>> Start Supplied data

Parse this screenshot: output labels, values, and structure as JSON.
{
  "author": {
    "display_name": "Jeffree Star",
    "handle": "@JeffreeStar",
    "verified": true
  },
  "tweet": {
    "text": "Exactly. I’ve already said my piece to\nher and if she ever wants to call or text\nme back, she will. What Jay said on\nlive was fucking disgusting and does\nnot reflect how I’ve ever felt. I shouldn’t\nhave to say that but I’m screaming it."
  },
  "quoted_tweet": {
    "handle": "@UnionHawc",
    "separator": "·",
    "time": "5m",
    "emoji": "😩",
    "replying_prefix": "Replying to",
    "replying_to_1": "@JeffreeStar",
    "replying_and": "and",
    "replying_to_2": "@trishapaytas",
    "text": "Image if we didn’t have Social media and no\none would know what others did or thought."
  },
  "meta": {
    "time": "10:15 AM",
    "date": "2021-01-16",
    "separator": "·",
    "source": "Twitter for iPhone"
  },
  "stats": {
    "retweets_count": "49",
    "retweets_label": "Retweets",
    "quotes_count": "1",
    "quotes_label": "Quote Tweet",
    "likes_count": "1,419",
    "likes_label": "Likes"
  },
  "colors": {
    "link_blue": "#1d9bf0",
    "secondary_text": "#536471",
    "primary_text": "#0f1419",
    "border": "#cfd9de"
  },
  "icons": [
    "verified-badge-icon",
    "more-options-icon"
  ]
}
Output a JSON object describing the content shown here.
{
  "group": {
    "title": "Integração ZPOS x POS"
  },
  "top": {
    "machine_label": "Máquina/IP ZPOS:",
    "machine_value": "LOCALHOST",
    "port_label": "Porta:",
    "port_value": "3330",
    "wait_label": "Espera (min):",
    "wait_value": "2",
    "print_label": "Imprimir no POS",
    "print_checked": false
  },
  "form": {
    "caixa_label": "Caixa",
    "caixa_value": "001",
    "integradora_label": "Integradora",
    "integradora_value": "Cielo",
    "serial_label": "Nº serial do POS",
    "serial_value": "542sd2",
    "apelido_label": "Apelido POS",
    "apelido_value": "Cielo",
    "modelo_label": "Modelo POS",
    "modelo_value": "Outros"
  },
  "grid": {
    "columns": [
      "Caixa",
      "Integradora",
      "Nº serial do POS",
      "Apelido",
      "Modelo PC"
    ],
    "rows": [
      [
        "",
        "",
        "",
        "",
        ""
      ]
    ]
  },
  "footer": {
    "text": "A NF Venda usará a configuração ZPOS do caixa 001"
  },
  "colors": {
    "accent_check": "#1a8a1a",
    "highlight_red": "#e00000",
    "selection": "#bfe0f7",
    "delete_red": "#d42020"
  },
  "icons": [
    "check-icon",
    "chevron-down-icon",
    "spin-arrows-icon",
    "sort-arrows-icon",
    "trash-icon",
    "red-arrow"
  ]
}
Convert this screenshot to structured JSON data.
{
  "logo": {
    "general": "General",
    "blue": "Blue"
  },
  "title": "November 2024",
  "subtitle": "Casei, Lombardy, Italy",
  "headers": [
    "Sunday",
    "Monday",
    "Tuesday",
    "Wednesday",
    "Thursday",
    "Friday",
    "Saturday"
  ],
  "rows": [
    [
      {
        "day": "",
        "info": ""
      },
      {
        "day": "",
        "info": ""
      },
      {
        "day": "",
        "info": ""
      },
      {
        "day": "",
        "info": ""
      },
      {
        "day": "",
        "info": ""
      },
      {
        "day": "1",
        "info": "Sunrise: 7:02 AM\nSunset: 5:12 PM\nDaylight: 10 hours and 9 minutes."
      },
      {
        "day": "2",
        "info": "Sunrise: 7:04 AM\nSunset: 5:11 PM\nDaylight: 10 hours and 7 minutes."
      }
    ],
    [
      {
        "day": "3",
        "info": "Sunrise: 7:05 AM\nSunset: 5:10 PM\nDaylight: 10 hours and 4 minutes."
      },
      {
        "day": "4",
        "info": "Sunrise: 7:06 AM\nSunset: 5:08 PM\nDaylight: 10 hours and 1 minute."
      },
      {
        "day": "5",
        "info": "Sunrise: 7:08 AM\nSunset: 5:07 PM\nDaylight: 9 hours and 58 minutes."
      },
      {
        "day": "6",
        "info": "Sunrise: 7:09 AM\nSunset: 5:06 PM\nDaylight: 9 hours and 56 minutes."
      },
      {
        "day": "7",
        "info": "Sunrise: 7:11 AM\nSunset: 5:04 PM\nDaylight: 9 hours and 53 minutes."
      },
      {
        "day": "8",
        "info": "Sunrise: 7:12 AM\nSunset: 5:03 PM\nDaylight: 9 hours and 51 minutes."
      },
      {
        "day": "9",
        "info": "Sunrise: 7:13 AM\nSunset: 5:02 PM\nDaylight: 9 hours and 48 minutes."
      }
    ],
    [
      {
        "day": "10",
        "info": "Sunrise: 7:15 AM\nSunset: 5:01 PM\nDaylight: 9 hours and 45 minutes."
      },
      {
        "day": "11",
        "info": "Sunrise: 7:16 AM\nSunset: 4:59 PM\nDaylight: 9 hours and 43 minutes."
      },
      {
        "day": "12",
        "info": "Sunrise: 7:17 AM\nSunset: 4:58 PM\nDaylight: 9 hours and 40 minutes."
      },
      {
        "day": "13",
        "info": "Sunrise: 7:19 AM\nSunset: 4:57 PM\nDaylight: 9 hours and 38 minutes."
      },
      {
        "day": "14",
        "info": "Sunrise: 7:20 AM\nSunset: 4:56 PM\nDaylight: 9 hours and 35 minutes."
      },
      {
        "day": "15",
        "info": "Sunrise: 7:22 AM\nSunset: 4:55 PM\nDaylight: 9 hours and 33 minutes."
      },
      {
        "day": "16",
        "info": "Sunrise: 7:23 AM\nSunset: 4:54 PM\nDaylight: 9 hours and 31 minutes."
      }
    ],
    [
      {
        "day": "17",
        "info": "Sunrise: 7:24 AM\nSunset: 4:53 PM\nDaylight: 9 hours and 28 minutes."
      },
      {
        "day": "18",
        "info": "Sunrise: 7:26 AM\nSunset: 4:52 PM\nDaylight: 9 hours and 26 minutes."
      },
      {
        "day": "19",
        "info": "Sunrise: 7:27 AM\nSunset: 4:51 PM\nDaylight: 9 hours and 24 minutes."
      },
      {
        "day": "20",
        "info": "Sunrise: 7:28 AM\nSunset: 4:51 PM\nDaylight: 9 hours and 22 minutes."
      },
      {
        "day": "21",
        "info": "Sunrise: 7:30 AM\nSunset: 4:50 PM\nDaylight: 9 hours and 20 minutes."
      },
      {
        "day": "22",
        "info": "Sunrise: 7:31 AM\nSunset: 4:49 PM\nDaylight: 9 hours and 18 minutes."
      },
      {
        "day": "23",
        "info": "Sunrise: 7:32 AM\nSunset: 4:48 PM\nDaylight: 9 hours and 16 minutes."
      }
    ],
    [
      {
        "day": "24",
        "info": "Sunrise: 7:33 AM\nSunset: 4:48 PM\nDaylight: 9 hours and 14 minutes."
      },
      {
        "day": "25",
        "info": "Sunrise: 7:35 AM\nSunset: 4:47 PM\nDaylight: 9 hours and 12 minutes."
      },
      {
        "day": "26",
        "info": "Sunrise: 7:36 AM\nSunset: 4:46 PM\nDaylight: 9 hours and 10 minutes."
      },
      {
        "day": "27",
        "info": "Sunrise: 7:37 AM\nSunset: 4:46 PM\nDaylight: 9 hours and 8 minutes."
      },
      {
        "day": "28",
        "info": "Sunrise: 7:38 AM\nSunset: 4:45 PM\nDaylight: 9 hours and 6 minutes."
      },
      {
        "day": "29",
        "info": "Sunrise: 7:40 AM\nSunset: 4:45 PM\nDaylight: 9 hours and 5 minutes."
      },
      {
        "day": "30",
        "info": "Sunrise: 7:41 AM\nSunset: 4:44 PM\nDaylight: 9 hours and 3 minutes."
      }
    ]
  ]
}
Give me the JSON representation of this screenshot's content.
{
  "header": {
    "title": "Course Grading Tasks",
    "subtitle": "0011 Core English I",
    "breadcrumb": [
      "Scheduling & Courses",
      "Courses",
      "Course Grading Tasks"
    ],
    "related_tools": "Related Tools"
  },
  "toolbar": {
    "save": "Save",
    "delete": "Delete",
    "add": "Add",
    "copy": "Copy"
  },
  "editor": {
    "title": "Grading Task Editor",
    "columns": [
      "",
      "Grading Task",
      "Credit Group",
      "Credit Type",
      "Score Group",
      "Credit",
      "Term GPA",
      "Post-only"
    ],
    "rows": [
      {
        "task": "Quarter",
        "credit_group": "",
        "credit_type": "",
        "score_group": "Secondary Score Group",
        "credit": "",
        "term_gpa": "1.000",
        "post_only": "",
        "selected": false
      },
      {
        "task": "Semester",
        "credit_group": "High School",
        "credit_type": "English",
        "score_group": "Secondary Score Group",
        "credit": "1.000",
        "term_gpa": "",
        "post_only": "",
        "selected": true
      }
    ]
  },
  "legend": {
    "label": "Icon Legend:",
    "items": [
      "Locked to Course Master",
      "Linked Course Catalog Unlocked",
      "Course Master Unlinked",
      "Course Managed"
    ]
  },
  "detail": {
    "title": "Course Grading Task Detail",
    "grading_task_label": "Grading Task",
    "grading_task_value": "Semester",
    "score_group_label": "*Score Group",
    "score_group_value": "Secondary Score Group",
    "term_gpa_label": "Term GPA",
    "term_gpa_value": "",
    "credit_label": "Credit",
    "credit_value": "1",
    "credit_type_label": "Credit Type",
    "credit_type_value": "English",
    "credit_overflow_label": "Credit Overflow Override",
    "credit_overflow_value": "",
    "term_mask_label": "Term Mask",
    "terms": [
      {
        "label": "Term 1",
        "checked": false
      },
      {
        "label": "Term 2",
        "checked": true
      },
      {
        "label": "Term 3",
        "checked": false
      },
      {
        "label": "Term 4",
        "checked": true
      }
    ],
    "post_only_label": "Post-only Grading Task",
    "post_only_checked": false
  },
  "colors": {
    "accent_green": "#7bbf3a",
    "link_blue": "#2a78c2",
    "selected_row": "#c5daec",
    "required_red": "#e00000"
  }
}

>> End Supplied data

» **Exercise aim**: List each line holding the string "content".

» **Correct result**:
Output a JSON object describing the content shown here.
Give me the JSON representation of this screenshot's content.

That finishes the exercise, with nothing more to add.